*Directive*:
Your task is to transcribe all of the data below exactly, omitting the images.

Collected data entries:
※

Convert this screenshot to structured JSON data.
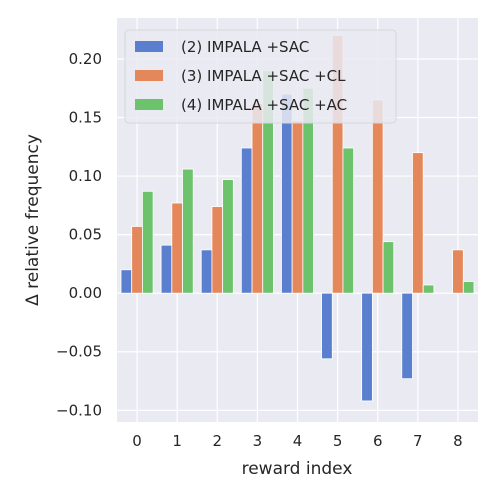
{
  "chart_data": {
    "type": "bar",
    "xlabel": "reward index",
    "ylabel": "Δ relative frequency",
    "categories": [
      "0",
      "1",
      "2",
      "3",
      "4",
      "5",
      "6",
      "7",
      "8"
    ],
    "series": [
      {
        "name": "(2) IMPALA +SAC",
        "color": "#5a7fcf",
        "values": [
          0.02,
          0.041,
          0.037,
          0.124,
          0.17,
          -0.056,
          -0.092,
          -0.073,
          0.0
        ]
      },
      {
        "name": "(3) IMPALA +SAC +CL",
        "color": "#e4875b",
        "values": [
          0.057,
          0.077,
          0.074,
          0.162,
          0.147,
          0.22,
          0.165,
          0.12,
          0.037
        ]
      },
      {
        "name": "(4) IMPALA +SAC +AC",
        "color": "#6cc36c",
        "values": [
          0.087,
          0.106,
          0.097,
          0.19,
          0.175,
          0.124,
          0.044,
          0.007,
          0.01
        ]
      }
    ],
    "ylim": [
      -0.11,
      0.235
    ],
    "yticks": [
      -0.1,
      -0.05,
      0.0,
      0.05,
      0.1,
      0.15,
      0.2
    ],
    "ytick_labels": [
      "−0.10",
      "−0.05",
      "0.00",
      "0.05",
      "0.10",
      "0.15",
      "0.20"
    ],
    "grid": true,
    "legend_position": "top-left",
    "background": "#eaeaf2"
  }
}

※

*Answer to the exercise*:
Convert this screenshot to structured JSON data.
{
  "chart_data": {
    "type": "bar",
    "xlabel": "reward index",
    "ylabel": "Δ relative frequency",
    "categories": [
      "0",
      "1",
      "2",
      "3",
      "4",
      "5",
      "6",
      "7",
      "8"
    ],
    "series": [
      {
        "name": "(2) IMPALA +SAC",
        "color": "#5a7fcf",
        "values": [
          0.02,
          0.041,
          0.037,
          0.124,
          0.17,
          -0.056,
          -0.092,
          -0.073,
          0.0
        ]
      },
      {
        "name": "(3) IMPALA +SAC +CL",
        "color": "#e4875b",
        "values": [
          0.057,
          0.077,
          0.074,
          0.162,
          0.147,
          0.22,
          0.165,
          0.12,
          0.037
        ]
      },
      {
        "name": "(4) IMPALA +SAC +AC",
        "color": "#6cc36c",
        "values": [
          0.087,
          0.106,
          0.097,
          0.19,
          0.175,
          0.124,
          0.044,
          0.007,
          0.01
        ]
      }
    ],
    "ylim": [
      -0.11,
      0.235
    ],
    "yticks": [
      -0.1,
      -0.05,
      0.0,
      0.05,
      0.1,
      0.15,
      0.2
    ],
    "ytick_labels": [
      "−0.10",
      "−0.05",
      "0.00",
      "0.05",
      "0.10",
      "0.15",
      "0.20"
    ],
    "grid": true,
    "legend_position": "top-left",
    "background": "#eaeaf2"
  }
}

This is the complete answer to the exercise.